List every line below containing "FIBERID".

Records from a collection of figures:
_ _ _

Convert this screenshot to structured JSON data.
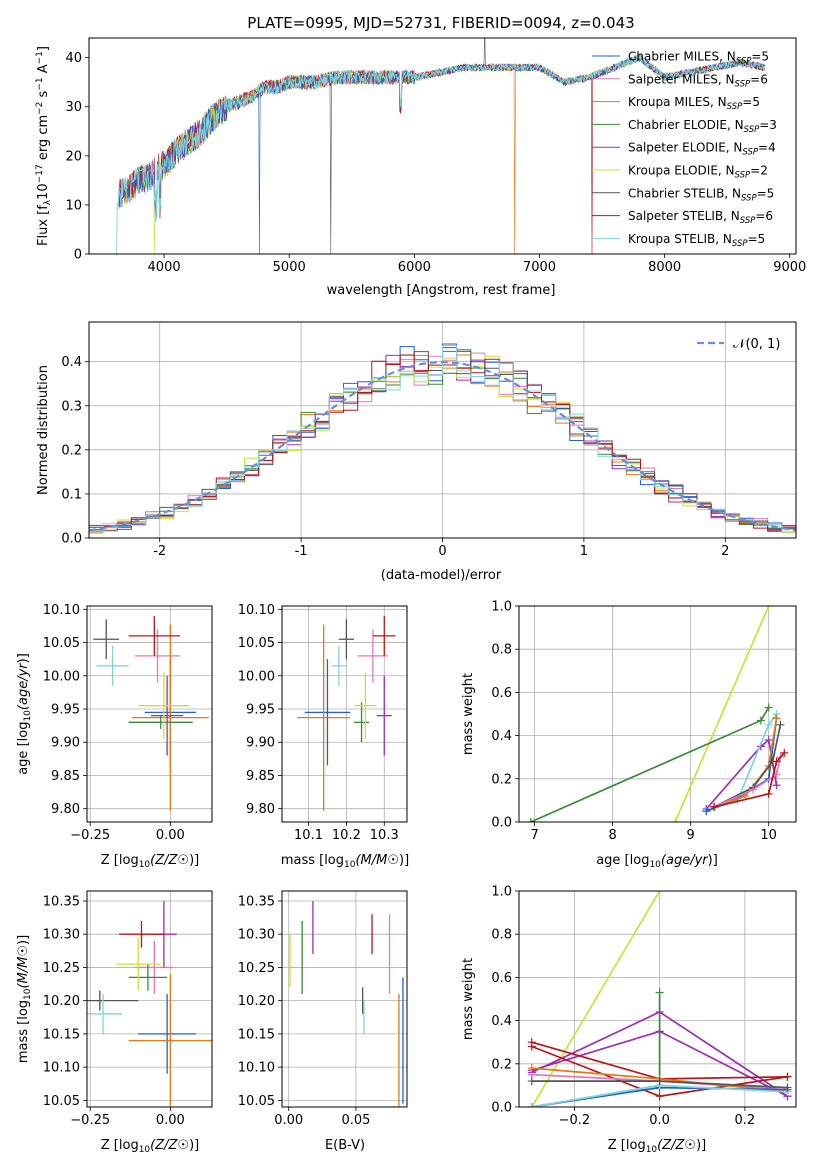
{
  "page": {
    "title": "PLATE=0995, MJD=52731, FIBERID=0094, z=0.043"
  },
  "colors": {
    "chabrier_miles": "#1f5fd1",
    "salpeter_miles": "#e377c2",
    "kroupa_miles": "#e07b1a",
    "chabrier_elodie": "#3a8a3a",
    "salpeter_elodie": "#9b2fb2",
    "kroupa_elodie": "#cde03a",
    "chabrier_stelib": "#555555",
    "salpeter_stelib": "#b2181b",
    "kroupa_stelib": "#7fd4dc",
    "normal": "#6a8fd6",
    "grid": "#b0b0b0"
  },
  "chart_data": [
    {
      "id": "spectrum",
      "type": "line",
      "title": "PLATE=0995, MJD=52731, FIBERID=0094, z=0.043",
      "xlabel": "wavelength [Angstrom, rest frame]",
      "ylabel_parts": [
        "Flux [f",
        "λ",
        "10",
        "−17",
        " erg cm",
        "−2",
        " s",
        "−1",
        " A",
        "−1",
        "]"
      ],
      "xlim": [
        3400,
        9050
      ],
      "ylim": [
        0,
        44
      ],
      "xticks": [
        4000,
        5000,
        6000,
        7000,
        8000,
        9000
      ],
      "yticks": [
        0,
        10,
        20,
        30,
        40
      ],
      "grid": false,
      "legend_position": "right",
      "x": [
        3620,
        3700,
        3800,
        3900,
        3950,
        4000,
        4100,
        4200,
        4300,
        4400,
        4500,
        4600,
        4700,
        4800,
        4900,
        5000,
        5200,
        5400,
        5600,
        5800,
        6000,
        6200,
        6400,
        6600,
        6800,
        7000,
        7200,
        7400,
        7600,
        7800,
        8000,
        8200,
        8400,
        8600,
        8800
      ],
      "y": [
        12,
        13,
        15,
        16,
        18,
        18,
        21,
        23,
        25,
        28,
        30,
        31,
        32,
        34,
        34,
        35,
        35,
        36,
        36,
        36,
        36,
        37,
        38,
        38,
        38,
        38,
        35,
        36,
        38,
        40,
        36,
        37,
        38,
        39,
        38
      ],
      "series": [
        {
          "name": "Chabrier MILES, N",
          "sub": "SSP",
          "suffix": "=5"
        },
        {
          "name": "Salpeter MILES, N",
          "sub": "SSP",
          "suffix": "=6"
        },
        {
          "name": "Kroupa MILES, N",
          "sub": "SSP",
          "suffix": "=5"
        },
        {
          "name": "Chabrier ELODIE, N",
          "sub": "SSP",
          "suffix": "=3"
        },
        {
          "name": "Salpeter ELODIE, N",
          "sub": "SSP",
          "suffix": "=4"
        },
        {
          "name": "Kroupa ELODIE, N",
          "sub": "SSP",
          "suffix": "=2"
        },
        {
          "name": "Chabrier STELIB, N",
          "sub": "SSP",
          "suffix": "=5"
        },
        {
          "name": "Salpeter STELIB, N",
          "sub": "SSP",
          "suffix": "=6"
        },
        {
          "name": "Kroupa STELIB, N",
          "sub": "SSP",
          "suffix": "=5"
        }
      ]
    },
    {
      "id": "residuals",
      "type": "line",
      "xlabel": "(data-model)/error",
      "ylabel": "Normed distribution",
      "xlim": [
        -2.5,
        2.5
      ],
      "ylim": [
        0,
        0.49
      ],
      "xticks": [
        -2,
        -1,
        0,
        1,
        2
      ],
      "yticks": [
        0.0,
        0.1,
        0.2,
        0.3,
        0.4
      ],
      "grid": true,
      "legend": "𝒩(0, 1)",
      "legend_position": "top-right",
      "bin_width": 0.1
    },
    {
      "id": "age_vs_Z",
      "type": "scatter",
      "xlabel": "Z [log10(Z/Z☉)]",
      "ylabel": "age  [log10(age/yr)]",
      "xlim": [
        -0.26,
        0.13
      ],
      "ylim": [
        9.78,
        10.105
      ],
      "xticks": [
        -0.25,
        0.0
      ],
      "xticklabels": [
        "−0.25",
        "0.00"
      ],
      "yticks": [
        9.8,
        9.85,
        9.9,
        9.95,
        10.0,
        10.05,
        10.1
      ],
      "grid": true,
      "points": [
        {
          "c": "chabrier_miles",
          "x": 0.0,
          "y": 9.945,
          "ex": 0.08,
          "ey": 0.08
        },
        {
          "c": "salpeter_miles",
          "x": -0.04,
          "y": 10.03,
          "ex": 0.07,
          "ey": 0.04
        },
        {
          "c": "kroupa_miles",
          "x": 0.0,
          "y": 9.937,
          "ex": 0.12,
          "ey": 0.14
        },
        {
          "c": "chabrier_elodie",
          "x": -0.03,
          "y": 9.93,
          "ex": 0.1,
          "ey": 0.01
        },
        {
          "c": "salpeter_elodie",
          "x": -0.01,
          "y": 9.94,
          "ex": 0.05,
          "ey": 0.06
        },
        {
          "c": "kroupa_elodie",
          "x": -0.02,
          "y": 9.955,
          "ex": 0.08,
          "ey": 0.05
        },
        {
          "c": "chabrier_stelib",
          "x": -0.2,
          "y": 10.055,
          "ex": 0.04,
          "ey": 0.03
        },
        {
          "c": "salpeter_stelib",
          "x": -0.05,
          "y": 10.06,
          "ex": 0.08,
          "ey": 0.03
        },
        {
          "c": "kroupa_stelib",
          "x": -0.18,
          "y": 10.015,
          "ex": 0.05,
          "ey": 0.03
        }
      ]
    },
    {
      "id": "age_vs_mass",
      "type": "scatter",
      "xlabel": "mass [log10(M/M☉)]",
      "xlim": [
        10.03,
        10.36
      ],
      "ylim": [
        9.78,
        10.105
      ],
      "xticks": [
        10.1,
        10.2,
        10.3
      ],
      "yticks": [
        9.8,
        9.85,
        9.9,
        9.95,
        10.0,
        10.05,
        10.1
      ],
      "grid": true,
      "points": [
        {
          "c": "chabrier_miles",
          "x": 10.15,
          "y": 9.945,
          "ey": 0.08,
          "ex": 0.06
        },
        {
          "c": "salpeter_miles",
          "x": 10.27,
          "y": 10.03,
          "ey": 0.04,
          "ex": 0.04
        },
        {
          "c": "kroupa_miles",
          "x": 10.14,
          "y": 9.937,
          "ey": 0.14,
          "ex": 0.07
        },
        {
          "c": "chabrier_elodie",
          "x": 10.24,
          "y": 9.93,
          "ey": 0.03,
          "ex": 0.02
        },
        {
          "c": "salpeter_elodie",
          "x": 10.3,
          "y": 9.94,
          "ey": 0.06,
          "ex": 0.02
        },
        {
          "c": "kroupa_elodie",
          "x": 10.25,
          "y": 9.955,
          "ey": 0.05,
          "ex": 0.03
        },
        {
          "c": "chabrier_stelib",
          "x": 10.2,
          "y": 10.055,
          "ey": 0.03,
          "ex": 0.02
        },
        {
          "c": "salpeter_stelib",
          "x": 10.3,
          "y": 10.06,
          "ey": 0.03,
          "ex": 0.03
        },
        {
          "c": "kroupa_stelib",
          "x": 10.18,
          "y": 10.015,
          "ey": 0.03,
          "ex": 0.02
        }
      ]
    },
    {
      "id": "weight_vs_age",
      "type": "line",
      "xlabel": "age  [log10(age/yr)]",
      "ylabel": "mass weight",
      "xlim": [
        6.8,
        10.35
      ],
      "ylim": [
        0,
        1.0
      ],
      "xticks": [
        7,
        8,
        9,
        10
      ],
      "yticks": [
        0.0,
        0.2,
        0.4,
        0.6,
        0.8,
        1.0
      ],
      "grid": true,
      "series": [
        {
          "c": "kroupa_elodie",
          "x": [
            8.8,
            10.0
          ],
          "y": [
            0.0,
            1.0
          ]
        },
        {
          "c": "chabrier_elodie",
          "x": [
            6.95,
            9.9,
            10.0
          ],
          "y": [
            0.0,
            0.47,
            0.53
          ]
        },
        {
          "c": "salpeter_elodie",
          "x": [
            9.2,
            9.9,
            10.0,
            10.1
          ],
          "y": [
            0.06,
            0.35,
            0.38,
            0.17
          ]
        },
        {
          "c": "kroupa_stelib",
          "x": [
            9.2,
            9.6,
            10.0,
            10.1
          ],
          "y": [
            0.05,
            0.1,
            0.45,
            0.5
          ]
        },
        {
          "c": "chabrier_miles",
          "x": [
            9.2,
            9.6,
            10.0,
            10.1
          ],
          "y": [
            0.05,
            0.11,
            0.2,
            0.48
          ]
        },
        {
          "c": "kroupa_miles",
          "x": [
            9.3,
            9.7,
            10.0,
            10.1
          ],
          "y": [
            0.07,
            0.12,
            0.26,
            0.48
          ]
        },
        {
          "c": "chabrier_stelib",
          "x": [
            9.3,
            9.8,
            10.05,
            10.15
          ],
          "y": [
            0.07,
            0.16,
            0.28,
            0.45
          ]
        },
        {
          "c": "salpeter_miles",
          "x": [
            9.3,
            9.8,
            10.1,
            10.15
          ],
          "y": [
            0.07,
            0.15,
            0.22,
            0.3
          ]
        },
        {
          "c": "salpeter_stelib",
          "x": [
            9.3,
            10.0,
            10.1,
            10.2
          ],
          "y": [
            0.07,
            0.13,
            0.28,
            0.32
          ]
        }
      ]
    },
    {
      "id": "mass_vs_Z",
      "type": "scatter",
      "xlabel": "Z [log10(Z/Z☉)]",
      "ylabel": "mass [log10(M/M☉)]",
      "xlim": [
        -0.26,
        0.13
      ],
      "ylim": [
        10.04,
        10.365
      ],
      "xticks": [
        -0.25,
        0.0
      ],
      "xticklabels": [
        "−0.25",
        "0.00"
      ],
      "yticks": [
        10.05,
        10.1,
        10.15,
        10.2,
        10.25,
        10.3,
        10.35
      ],
      "grid": true,
      "points": [
        {
          "c": "chabrier_miles",
          "x": -0.01,
          "y": 10.15,
          "ex": 0.09,
          "ey": 0.06
        },
        {
          "c": "salpeter_miles",
          "x": -0.05,
          "y": 10.25,
          "ex": 0.06,
          "ey": 0.04
        },
        {
          "c": "kroupa_miles",
          "x": 0.0,
          "y": 10.14,
          "ex": 0.13,
          "ey": 0.1
        },
        {
          "c": "chabrier_elodie",
          "x": -0.07,
          "y": 10.235,
          "ex": 0.06,
          "ey": 0.02
        },
        {
          "c": "salpeter_elodie",
          "x": -0.02,
          "y": 10.3,
          "ex": 0.04,
          "ey": 0.05
        },
        {
          "c": "kroupa_elodie",
          "x": -0.1,
          "y": 10.255,
          "ex": 0.07,
          "ey": 0.04
        },
        {
          "c": "chabrier_stelib",
          "x": -0.22,
          "y": 10.2,
          "ex": 0.12,
          "ey": 0.015
        },
        {
          "c": "salpeter_stelib",
          "x": -0.09,
          "y": 10.3,
          "ex": 0.07,
          "ey": 0.02
        },
        {
          "c": "kroupa_stelib",
          "x": -0.21,
          "y": 10.18,
          "ex": 0.06,
          "ey": 0.03
        }
      ]
    },
    {
      "id": "mass_vs_ebv",
      "type": "scatter",
      "xlabel": "E(B-V)",
      "xlim": [
        -0.005,
        0.088
      ],
      "ylim": [
        10.04,
        10.365
      ],
      "xticks": [
        0.0,
        0.05
      ],
      "xticklabels": [
        "0.00",
        "0.05"
      ],
      "yticks": [
        10.05,
        10.1,
        10.15,
        10.2,
        10.25,
        10.3,
        10.35
      ],
      "grid": true,
      "points": [
        {
          "c": "chabrier_miles",
          "x": 0.085,
          "y": 10.14,
          "ey": 0.095
        },
        {
          "c": "salpeter_miles",
          "x": 0.075,
          "y": 10.27,
          "ey": 0.06
        },
        {
          "c": "kroupa_miles",
          "x": 0.082,
          "y": 10.125,
          "ey": 0.085
        },
        {
          "c": "chabrier_elodie",
          "x": 0.01,
          "y": 10.265,
          "ey": 0.055
        },
        {
          "c": "salpeter_elodie",
          "x": 0.018,
          "y": 10.31,
          "ey": 0.04
        },
        {
          "c": "kroupa_elodie",
          "x": 0.001,
          "y": 10.26,
          "ey": 0.04
        },
        {
          "c": "chabrier_stelib",
          "x": 0.055,
          "y": 10.2,
          "ey": 0.02
        },
        {
          "c": "salpeter_stelib",
          "x": 0.062,
          "y": 10.3,
          "ey": 0.03
        },
        {
          "c": "kroupa_stelib",
          "x": 0.056,
          "y": 10.175,
          "ey": 0.025
        }
      ]
    },
    {
      "id": "weight_vs_Z",
      "type": "line",
      "xlabel": "Z [log10(Z/Z☉)]",
      "ylabel": "mass weight",
      "xlim": [
        -0.33,
        0.32
      ],
      "ylim": [
        0,
        1.0
      ],
      "xticks": [
        -0.2,
        0.0,
        0.2
      ],
      "xticklabels": [
        "−0.2",
        "0.0",
        "0.2"
      ],
      "yticks": [
        0.0,
        0.2,
        0.4,
        0.6,
        0.8,
        1.0
      ],
      "grid": true,
      "series": [
        {
          "c": "kroupa_elodie",
          "x": [
            -0.3,
            0.0
          ],
          "y": [
            0.0,
            1.0
          ]
        },
        {
          "c": "chabrier_elodie",
          "x": [
            -0.3,
            0.0,
            0.0
          ],
          "y": [
            0.0,
            0.1,
            0.53
          ]
        },
        {
          "c": "salpeter_elodie",
          "x": [
            -0.3,
            0.0,
            0.3
          ],
          "y": [
            0.17,
            0.35,
            0.05
          ]
        },
        {
          "c": "salpeter_elodie",
          "x": [
            -0.3,
            0.0,
            0.3
          ],
          "y": [
            0.16,
            0.44,
            0.05
          ]
        },
        {
          "c": "salpeter_stelib",
          "x": [
            -0.3,
            0.0,
            0.3
          ],
          "y": [
            0.28,
            0.05,
            0.14
          ]
        },
        {
          "c": "salpeter_stelib",
          "x": [
            -0.3,
            0.0,
            0.3
          ],
          "y": [
            0.3,
            0.13,
            0.14
          ]
        },
        {
          "c": "salpeter_miles",
          "x": [
            -0.3,
            0.0,
            0.3
          ],
          "y": [
            0.15,
            0.12,
            0.08
          ]
        },
        {
          "c": "kroupa_miles",
          "x": [
            -0.3,
            0.0,
            0.3
          ],
          "y": [
            0.18,
            0.13,
            0.07
          ]
        },
        {
          "c": "chabrier_miles",
          "x": [
            -0.3,
            0.0,
            0.3
          ],
          "y": [
            0.0,
            0.09,
            0.08
          ]
        },
        {
          "c": "kroupa_stelib",
          "x": [
            -0.3,
            0.0,
            0.3
          ],
          "y": [
            0.0,
            0.1,
            0.07
          ]
        },
        {
          "c": "chabrier_stelib",
          "x": [
            -0.3,
            0.0,
            0.3
          ],
          "y": [
            0.12,
            0.12,
            0.09
          ]
        }
      ]
    }
  ]
}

_ _ _

THE RESPONSE:
    "title": "PLATE=0995, MJD=52731, FIBERID=0094, z=0.043"
      "title": "PLATE=0995, MJD=52731, FIBERID=0094, z=0.043",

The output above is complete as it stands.